Data excerpts ->

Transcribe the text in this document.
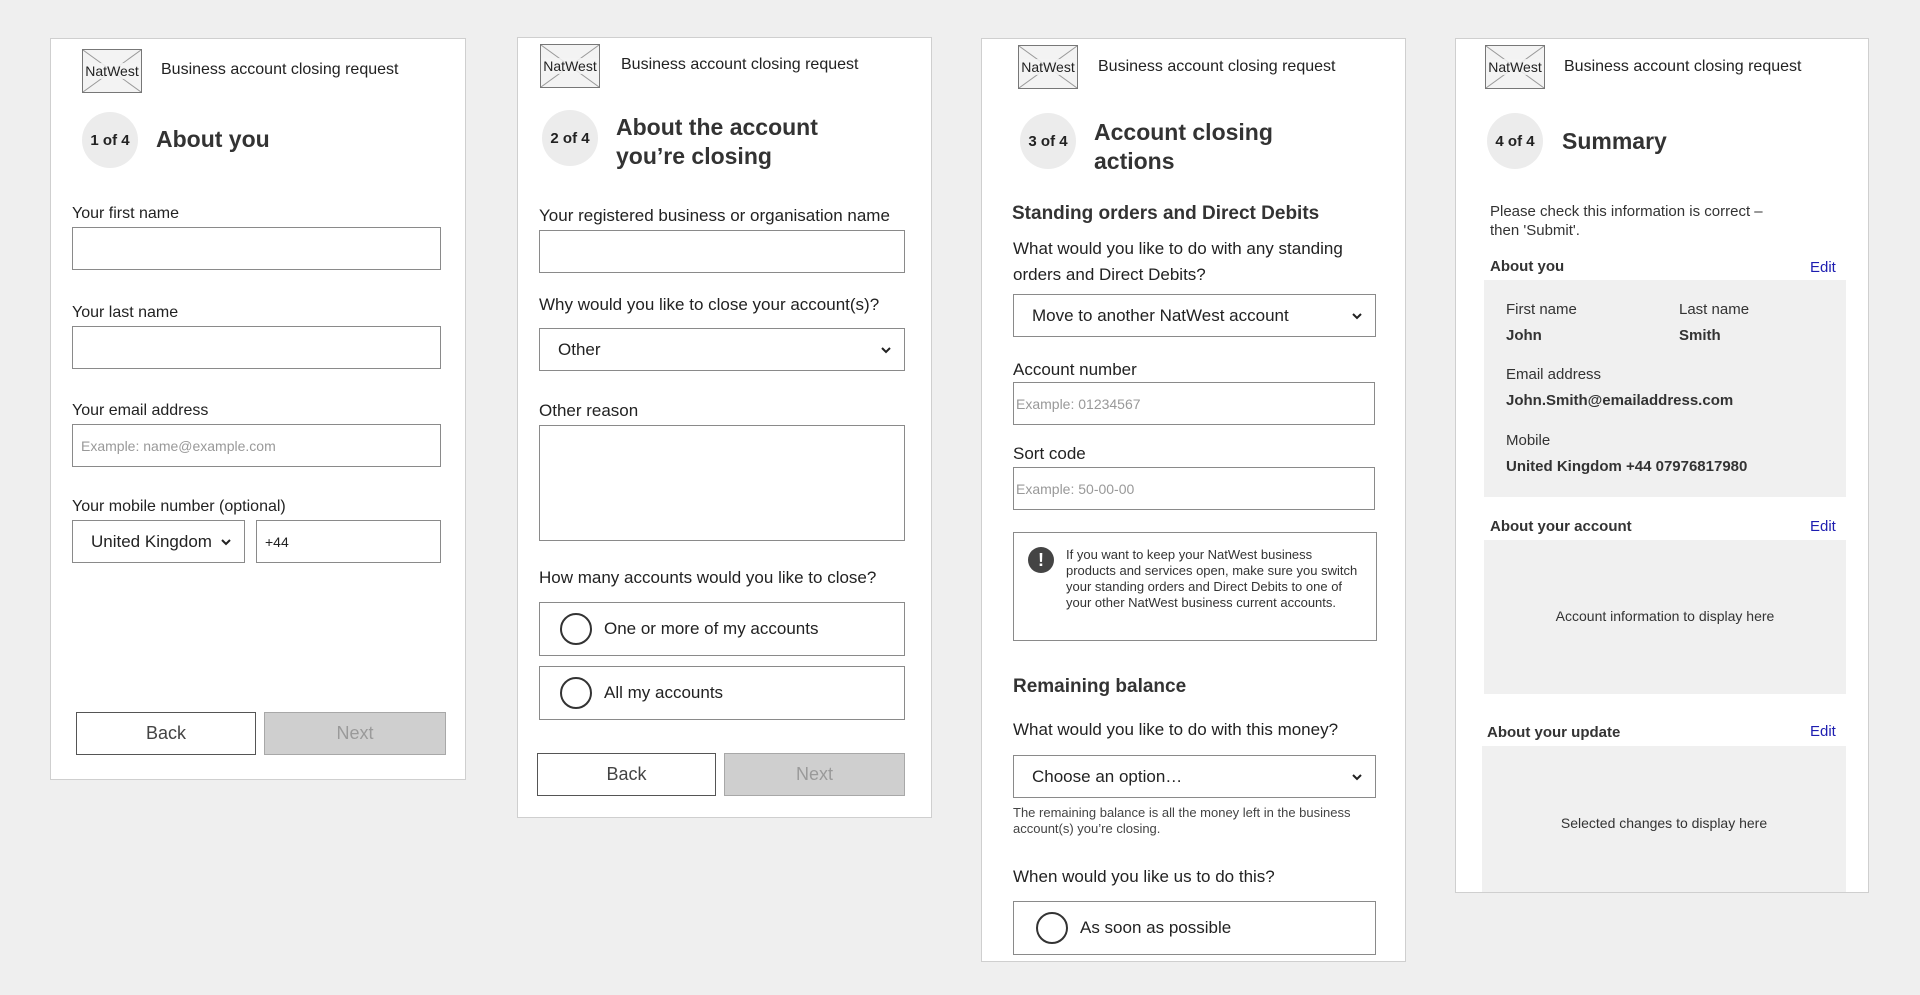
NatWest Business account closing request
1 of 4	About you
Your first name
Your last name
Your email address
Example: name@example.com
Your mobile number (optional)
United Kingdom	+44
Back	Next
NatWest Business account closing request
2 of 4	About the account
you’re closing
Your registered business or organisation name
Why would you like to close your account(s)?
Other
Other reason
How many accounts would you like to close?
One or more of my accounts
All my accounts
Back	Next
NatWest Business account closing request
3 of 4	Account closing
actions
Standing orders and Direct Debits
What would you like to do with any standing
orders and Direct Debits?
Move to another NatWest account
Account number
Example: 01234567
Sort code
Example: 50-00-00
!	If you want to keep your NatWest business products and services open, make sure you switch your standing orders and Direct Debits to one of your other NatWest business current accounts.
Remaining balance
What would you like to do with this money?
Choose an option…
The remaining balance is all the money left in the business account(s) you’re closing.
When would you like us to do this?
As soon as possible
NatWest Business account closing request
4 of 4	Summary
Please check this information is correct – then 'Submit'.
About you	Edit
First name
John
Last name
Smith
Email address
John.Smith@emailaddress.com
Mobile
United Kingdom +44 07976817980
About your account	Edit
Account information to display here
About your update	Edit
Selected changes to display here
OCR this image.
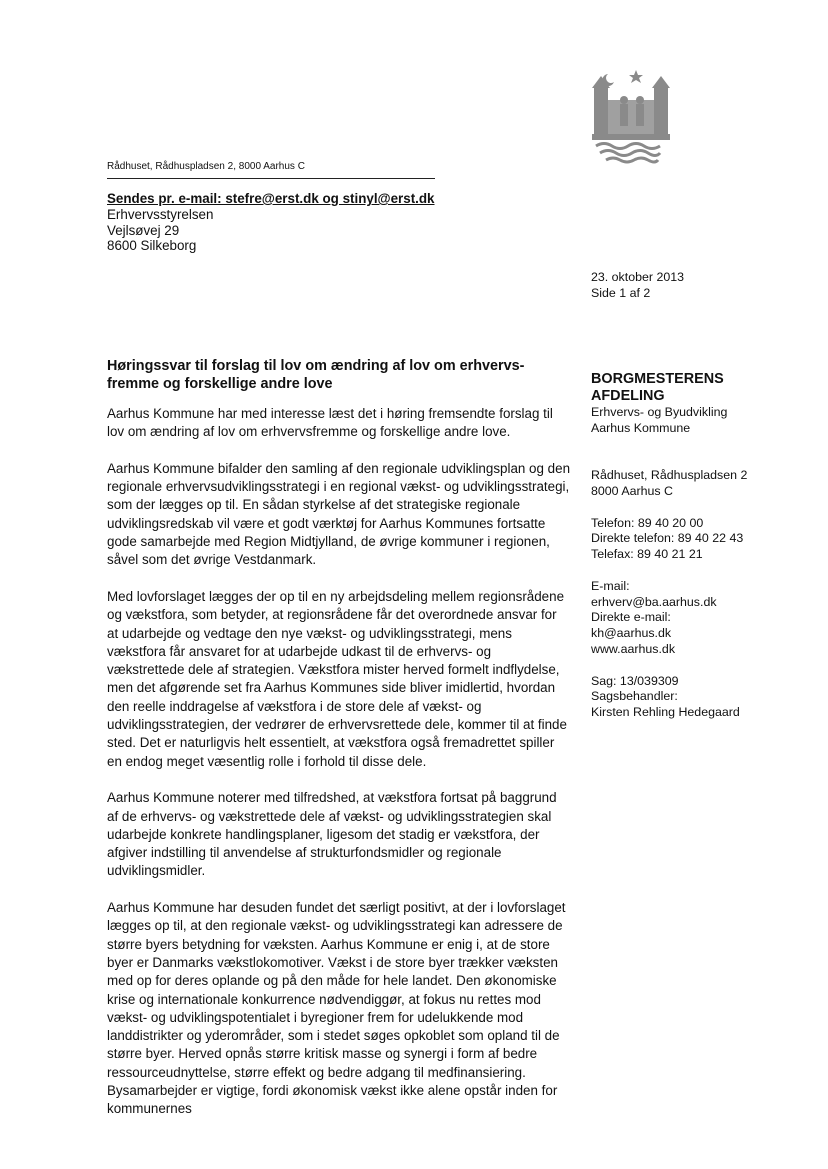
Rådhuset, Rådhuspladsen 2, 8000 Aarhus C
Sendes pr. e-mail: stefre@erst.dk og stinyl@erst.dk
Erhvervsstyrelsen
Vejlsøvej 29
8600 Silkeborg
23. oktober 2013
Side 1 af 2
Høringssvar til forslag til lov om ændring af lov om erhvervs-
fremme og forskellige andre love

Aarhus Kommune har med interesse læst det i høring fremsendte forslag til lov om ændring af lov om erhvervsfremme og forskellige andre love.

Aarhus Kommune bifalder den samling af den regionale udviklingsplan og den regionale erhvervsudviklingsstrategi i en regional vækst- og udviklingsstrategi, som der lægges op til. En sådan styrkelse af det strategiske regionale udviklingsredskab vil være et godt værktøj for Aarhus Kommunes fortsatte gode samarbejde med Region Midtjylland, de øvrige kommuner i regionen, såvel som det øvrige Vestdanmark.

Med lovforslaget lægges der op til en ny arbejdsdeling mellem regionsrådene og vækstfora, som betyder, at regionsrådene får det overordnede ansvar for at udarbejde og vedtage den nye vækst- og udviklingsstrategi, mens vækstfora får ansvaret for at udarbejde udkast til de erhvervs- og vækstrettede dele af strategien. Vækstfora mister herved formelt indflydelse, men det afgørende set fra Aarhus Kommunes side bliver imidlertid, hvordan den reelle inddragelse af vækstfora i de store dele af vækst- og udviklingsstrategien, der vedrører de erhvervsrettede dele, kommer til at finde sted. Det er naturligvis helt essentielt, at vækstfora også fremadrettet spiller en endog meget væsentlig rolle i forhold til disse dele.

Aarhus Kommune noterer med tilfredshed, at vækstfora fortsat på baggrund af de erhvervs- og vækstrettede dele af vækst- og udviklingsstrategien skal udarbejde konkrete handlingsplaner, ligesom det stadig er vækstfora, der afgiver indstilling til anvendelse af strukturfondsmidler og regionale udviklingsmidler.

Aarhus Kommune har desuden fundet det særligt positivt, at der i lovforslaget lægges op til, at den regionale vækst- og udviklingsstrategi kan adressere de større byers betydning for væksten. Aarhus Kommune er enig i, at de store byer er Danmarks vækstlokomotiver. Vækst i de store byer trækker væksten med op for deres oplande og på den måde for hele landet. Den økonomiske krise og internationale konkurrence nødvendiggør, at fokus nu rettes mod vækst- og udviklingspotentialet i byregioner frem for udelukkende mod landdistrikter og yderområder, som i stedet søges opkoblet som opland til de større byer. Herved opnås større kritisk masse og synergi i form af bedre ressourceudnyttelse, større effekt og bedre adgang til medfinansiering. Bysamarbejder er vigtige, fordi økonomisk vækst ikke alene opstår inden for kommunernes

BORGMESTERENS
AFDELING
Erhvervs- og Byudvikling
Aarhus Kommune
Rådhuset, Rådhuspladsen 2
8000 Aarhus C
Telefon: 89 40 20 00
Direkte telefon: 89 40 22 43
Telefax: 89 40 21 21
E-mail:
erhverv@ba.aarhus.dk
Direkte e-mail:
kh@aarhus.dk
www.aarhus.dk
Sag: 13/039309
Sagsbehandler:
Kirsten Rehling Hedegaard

EXERCISE BRIEF -> Omit the pictures, then quote the rest of the material above exactly.

THE OUTPUT ->
Transcribe the text in this document.
NatWest Business account closing request
1 of 4	About you
Your first name
Your last name
Your email address
Example: name@example.com
Your mobile number (optional)
United Kingdom	+44
Back	Next
NatWest Business account closing request
2 of 4	About the account
you’re closing
Your registered business or organisation name
Why would you like to close your account(s)?
Other
Other reason
How many accounts would you like to close?
One or more of my accounts
All my accounts
Back	Next
NatWest Business account closing request
3 of 4	Account closing
actions
Standing orders and Direct Debits
What would you like to do with any standing
orders and Direct Debits?
Move to another NatWest account
Account number
Example: 01234567
Sort code
Example: 50-00-00
!	If you want to keep your NatWest business products and services open, make sure you switch your standing orders and Direct Debits to one of your other NatWest business current accounts.
Remaining balance
What would you like to do with this money?
Choose an option…
The remaining balance is all the money left in the business account(s) you’re closing.
When would you like us to do this?
As soon as possible
NatWest Business account closing request
4 of 4	Summary
Please check this information is correct – then 'Submit'.
About you	Edit
First name
John
Last name
Smith
Email address
John.Smith@emailaddress.com
Mobile
United Kingdom +44 07976817980
About your account	Edit
Account information to display here
About your update	Edit
Selected changes to display here
OCR this image.
Rådhuset, Rådhuspladsen 2, 8000 Aarhus C
Sendes pr. e-mail: stefre@erst.dk og stinyl@erst.dk
Erhvervsstyrelsen
Vejlsøvej 29
8600 Silkeborg
23. oktober 2013
Side 1 af 2
Høringssvar til forslag til lov om ændring af lov om erhvervs-
fremme og forskellige andre love

Aarhus Kommune har med interesse læst det i høring fremsendte forslag til lov om ændring af lov om erhvervsfremme og forskellige andre love.

Aarhus Kommune bifalder den samling af den regionale udviklingsplan og den regionale erhvervsudviklingsstrategi i en regional vækst- og udviklingsstrategi, som der lægges op til. En sådan styrkelse af det strategiske regionale udviklingsredskab vil være et godt værktøj for Aarhus Kommunes fortsatte gode samarbejde med Region Midtjylland, de øvrige kommuner i regionen, såvel som det øvrige Vestdanmark.

Med lovforslaget lægges der op til en ny arbejdsdeling mellem regionsrådene og vækstfora, som betyder, at regionsrådene får det overordnede ansvar for at udarbejde og vedtage den nye vækst- og udviklingsstrategi, mens vækstfora får ansvaret for at udarbejde udkast til de erhvervs- og vækstrettede dele af strategien. Vækstfora mister herved formelt indflydelse, men det afgørende set fra Aarhus Kommunes side bliver imidlertid, hvordan den reelle inddragelse af vækstfora i de store dele af vækst- og udviklingsstrategien, der vedrører de erhvervsrettede dele, kommer til at finde sted. Det er naturligvis helt essentielt, at vækstfora også fremadrettet spiller en endog meget væsentlig rolle i forhold til disse dele.

Aarhus Kommune noterer med tilfredshed, at vækstfora fortsat på baggrund af de erhvervs- og vækstrettede dele af vækst- og udviklingsstrategien skal udarbejde konkrete handlingsplaner, ligesom det stadig er vækstfora, der afgiver indstilling til anvendelse af strukturfondsmidler og regionale udviklingsmidler.

Aarhus Kommune har desuden fundet det særligt positivt, at der i lovforslaget lægges op til, at den regionale vækst- og udviklingsstrategi kan adressere de større byers betydning for væksten. Aarhus Kommune er enig i, at de store byer er Danmarks vækstlokomotiver. Vækst i de store byer trækker væksten med op for deres oplande og på den måde for hele landet. Den økonomiske krise og internationale konkurrence nødvendiggør, at fokus nu rettes mod vækst- og udviklingspotentialet i byregioner frem for udelukkende mod landdistrikter og yderområder, som i stedet søges opkoblet som opland til de større byer. Herved opnås større kritisk masse og synergi i form af bedre ressourceudnyttelse, større effekt og bedre adgang til medfinansiering. Bysamarbejder er vigtige, fordi økonomisk vækst ikke alene opstår inden for kommunernes

BORGMESTERENS
AFDELING
Erhvervs- og Byudvikling
Aarhus Kommune
Rådhuset, Rådhuspladsen 2
8000 Aarhus C
Telefon: 89 40 20 00
Direkte telefon: 89 40 22 43
Telefax: 89 40 21 21
E-mail:
erhverv@ba.aarhus.dk
Direkte e-mail:
kh@aarhus.dk
www.aarhus.dk
Sag: 13/039309
Sagsbehandler:
Kirsten Rehling Hedegaard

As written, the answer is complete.